• _Task objective_
Output all the entries word for word. Omit the pictures.

• _Material provided_
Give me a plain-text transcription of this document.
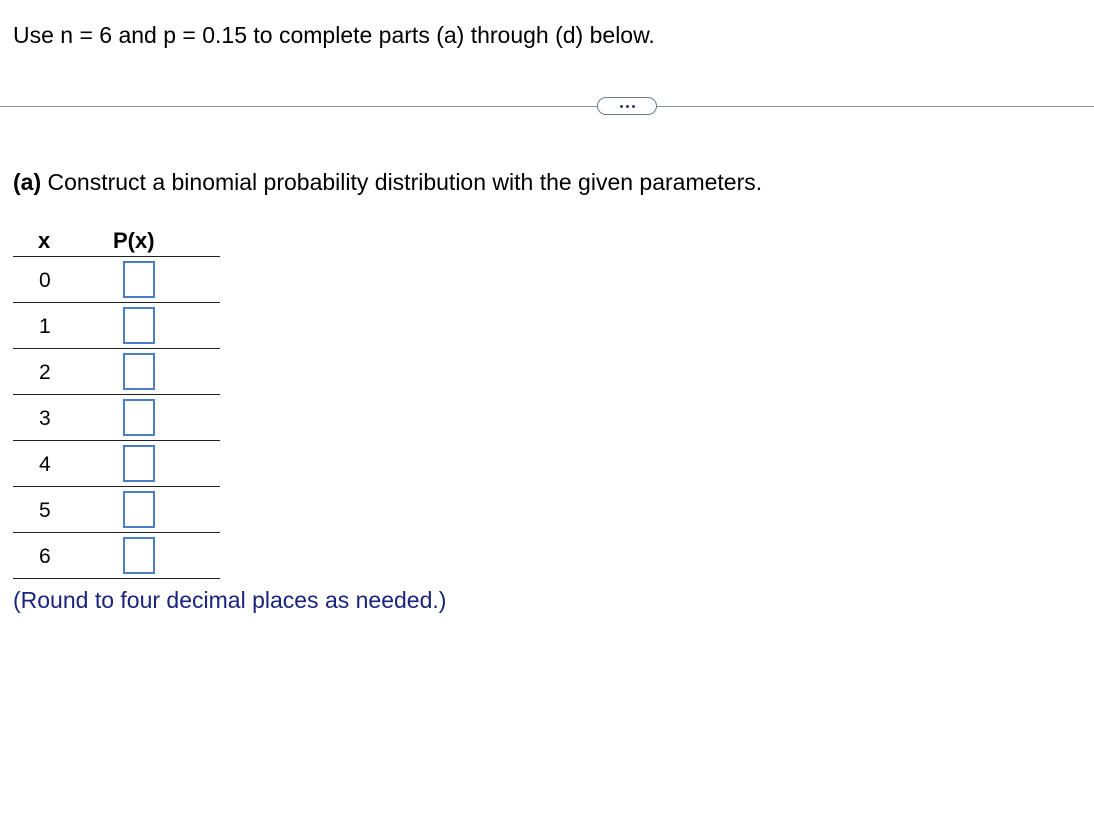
Use n = 6 and p = 0.15 to complete parts (a) through (d) below.
(a) Construct a binomial probability distribution with the given parameters.
x	P(x)
0
1
2
3
4
5
6
(Round to four decimal places as needed.)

• _Expected output_
Give me a plain-text transcription of this document.
Use n = 6 and p = 0.15 to complete parts (a) through (d) below.
(a) Construct a binomial probability distribution with the given parameters.
x	P(x)
0
1
2
3
4
5
6
(Round to four decimal places as needed.)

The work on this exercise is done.